What is asked
Identify the lines containing the word "over". Copy each one.

Saved entries
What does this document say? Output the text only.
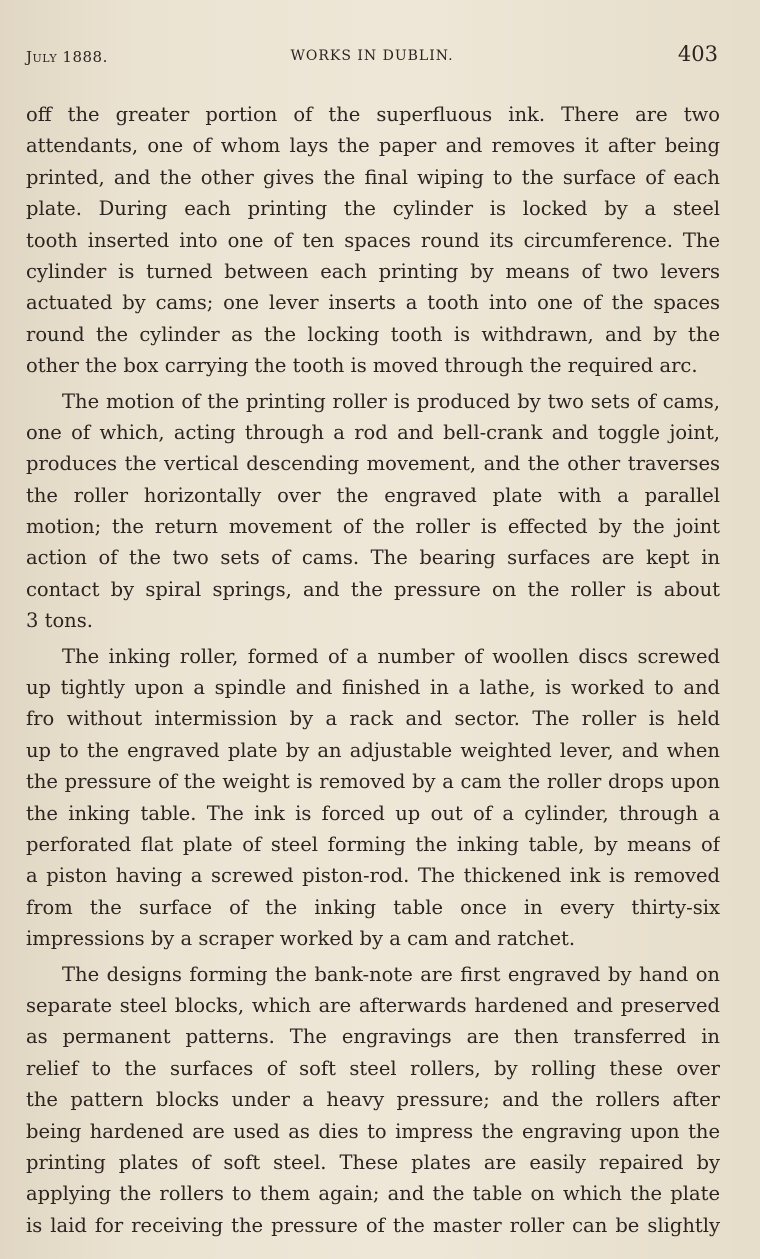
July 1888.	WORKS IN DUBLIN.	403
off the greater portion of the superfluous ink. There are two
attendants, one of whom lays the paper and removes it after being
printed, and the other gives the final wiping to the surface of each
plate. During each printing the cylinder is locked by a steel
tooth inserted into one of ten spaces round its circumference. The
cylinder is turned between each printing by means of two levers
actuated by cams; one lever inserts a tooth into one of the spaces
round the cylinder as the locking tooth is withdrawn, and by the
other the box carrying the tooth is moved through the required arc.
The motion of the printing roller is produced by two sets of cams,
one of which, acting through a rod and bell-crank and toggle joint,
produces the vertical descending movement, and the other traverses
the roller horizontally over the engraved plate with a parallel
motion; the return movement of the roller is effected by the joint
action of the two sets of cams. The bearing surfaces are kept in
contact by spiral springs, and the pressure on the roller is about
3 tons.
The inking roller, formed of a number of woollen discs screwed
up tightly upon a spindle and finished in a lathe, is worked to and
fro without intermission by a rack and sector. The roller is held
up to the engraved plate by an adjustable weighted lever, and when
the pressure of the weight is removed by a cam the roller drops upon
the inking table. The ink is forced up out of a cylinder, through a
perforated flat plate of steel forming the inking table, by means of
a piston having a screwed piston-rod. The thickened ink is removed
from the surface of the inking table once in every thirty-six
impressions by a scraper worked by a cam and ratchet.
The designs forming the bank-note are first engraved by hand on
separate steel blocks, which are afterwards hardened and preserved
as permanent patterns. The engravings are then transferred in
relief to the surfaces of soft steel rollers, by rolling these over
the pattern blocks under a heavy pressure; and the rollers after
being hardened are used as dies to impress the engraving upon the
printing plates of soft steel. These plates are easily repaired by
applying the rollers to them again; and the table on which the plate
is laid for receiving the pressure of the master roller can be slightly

* * *

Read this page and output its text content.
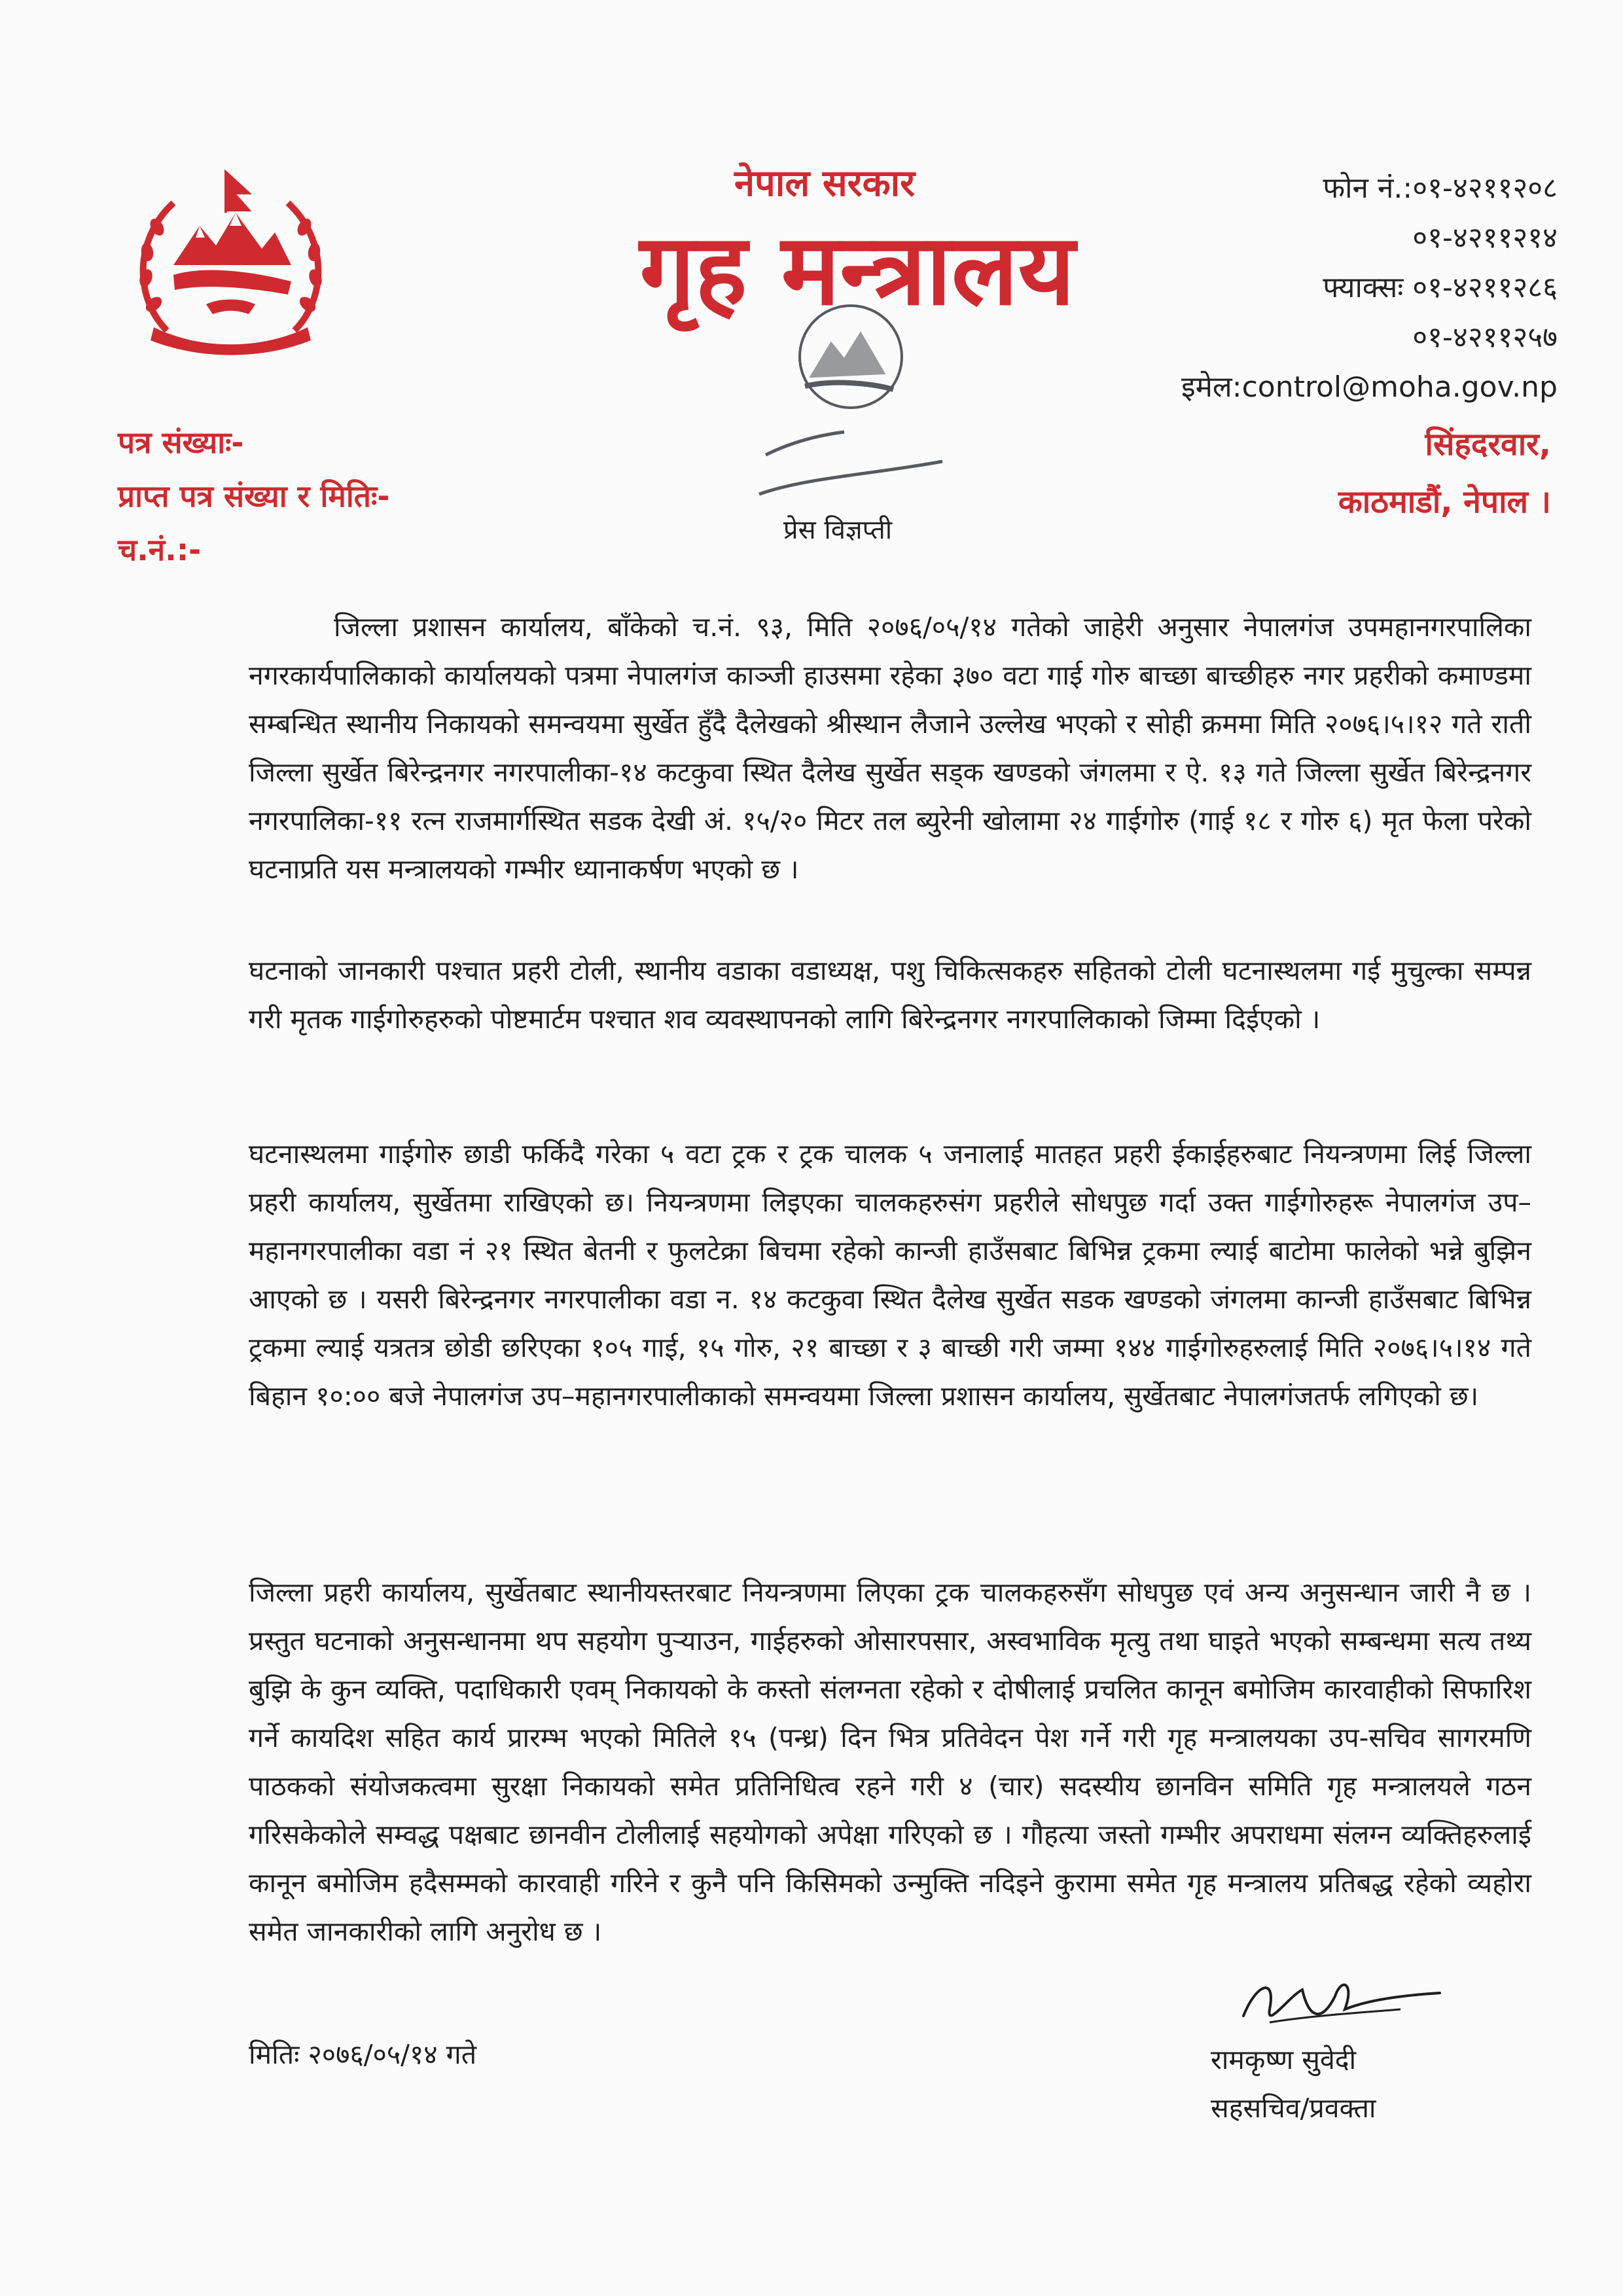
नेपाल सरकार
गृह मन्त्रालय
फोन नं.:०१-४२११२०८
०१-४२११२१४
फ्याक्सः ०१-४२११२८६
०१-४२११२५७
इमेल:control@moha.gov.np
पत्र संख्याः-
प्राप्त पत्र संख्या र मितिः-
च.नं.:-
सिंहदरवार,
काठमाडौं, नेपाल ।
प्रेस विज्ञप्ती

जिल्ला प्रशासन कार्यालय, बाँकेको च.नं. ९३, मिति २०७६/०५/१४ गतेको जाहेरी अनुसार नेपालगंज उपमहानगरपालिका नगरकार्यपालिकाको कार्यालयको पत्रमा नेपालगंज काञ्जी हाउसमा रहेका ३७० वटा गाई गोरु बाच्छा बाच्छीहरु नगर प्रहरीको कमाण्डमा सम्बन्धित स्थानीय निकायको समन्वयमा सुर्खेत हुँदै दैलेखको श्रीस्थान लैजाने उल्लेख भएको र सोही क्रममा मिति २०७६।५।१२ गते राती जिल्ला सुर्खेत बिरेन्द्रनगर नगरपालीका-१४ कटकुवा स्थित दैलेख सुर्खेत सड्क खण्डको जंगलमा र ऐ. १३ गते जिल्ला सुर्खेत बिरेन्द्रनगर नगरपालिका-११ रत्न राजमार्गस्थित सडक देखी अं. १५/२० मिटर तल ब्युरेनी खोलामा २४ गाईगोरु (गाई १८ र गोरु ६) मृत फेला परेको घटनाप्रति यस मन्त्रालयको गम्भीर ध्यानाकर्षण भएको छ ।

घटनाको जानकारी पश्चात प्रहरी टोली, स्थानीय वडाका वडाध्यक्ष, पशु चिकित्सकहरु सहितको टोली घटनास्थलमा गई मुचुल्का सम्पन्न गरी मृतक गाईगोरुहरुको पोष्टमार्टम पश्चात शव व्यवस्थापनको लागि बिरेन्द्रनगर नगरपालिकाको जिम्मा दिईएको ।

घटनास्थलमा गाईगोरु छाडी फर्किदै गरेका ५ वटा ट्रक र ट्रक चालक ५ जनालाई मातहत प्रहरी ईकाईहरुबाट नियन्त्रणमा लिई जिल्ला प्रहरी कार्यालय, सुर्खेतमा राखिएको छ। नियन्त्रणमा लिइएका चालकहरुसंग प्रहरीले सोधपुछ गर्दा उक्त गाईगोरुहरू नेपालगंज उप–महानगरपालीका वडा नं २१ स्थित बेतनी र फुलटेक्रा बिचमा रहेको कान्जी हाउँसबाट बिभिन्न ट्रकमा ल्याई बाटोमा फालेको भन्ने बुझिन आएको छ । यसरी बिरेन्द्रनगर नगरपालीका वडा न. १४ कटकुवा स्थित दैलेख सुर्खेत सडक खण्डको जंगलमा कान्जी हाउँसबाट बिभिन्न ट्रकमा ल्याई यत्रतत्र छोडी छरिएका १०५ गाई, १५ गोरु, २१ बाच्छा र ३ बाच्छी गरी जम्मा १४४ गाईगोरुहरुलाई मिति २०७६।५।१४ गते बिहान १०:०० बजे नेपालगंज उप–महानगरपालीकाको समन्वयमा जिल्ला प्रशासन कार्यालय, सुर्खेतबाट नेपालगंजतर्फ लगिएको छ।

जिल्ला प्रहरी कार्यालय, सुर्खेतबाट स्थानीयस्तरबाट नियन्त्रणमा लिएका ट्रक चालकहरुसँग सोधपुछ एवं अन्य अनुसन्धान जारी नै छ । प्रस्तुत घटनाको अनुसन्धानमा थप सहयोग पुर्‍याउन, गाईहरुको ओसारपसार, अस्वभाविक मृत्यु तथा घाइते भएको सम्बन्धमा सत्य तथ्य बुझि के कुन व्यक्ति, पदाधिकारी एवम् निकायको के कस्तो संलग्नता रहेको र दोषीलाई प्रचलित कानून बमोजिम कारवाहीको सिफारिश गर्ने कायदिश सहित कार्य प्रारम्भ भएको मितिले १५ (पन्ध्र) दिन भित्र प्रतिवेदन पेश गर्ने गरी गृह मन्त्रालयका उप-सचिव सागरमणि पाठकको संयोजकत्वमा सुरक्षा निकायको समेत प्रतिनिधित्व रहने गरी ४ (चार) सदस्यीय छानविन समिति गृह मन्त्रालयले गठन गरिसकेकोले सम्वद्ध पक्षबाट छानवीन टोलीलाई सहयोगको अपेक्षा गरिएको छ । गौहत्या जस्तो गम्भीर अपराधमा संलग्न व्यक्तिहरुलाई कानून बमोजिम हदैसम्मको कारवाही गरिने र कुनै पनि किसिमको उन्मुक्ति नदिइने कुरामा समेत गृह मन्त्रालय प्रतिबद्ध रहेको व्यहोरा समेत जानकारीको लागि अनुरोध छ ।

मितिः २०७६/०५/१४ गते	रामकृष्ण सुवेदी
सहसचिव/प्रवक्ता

Solution for this problem
the roller horizontally over the engraved plate with a parallel
relief to the surfaces of soft steel rollers, by rolling these over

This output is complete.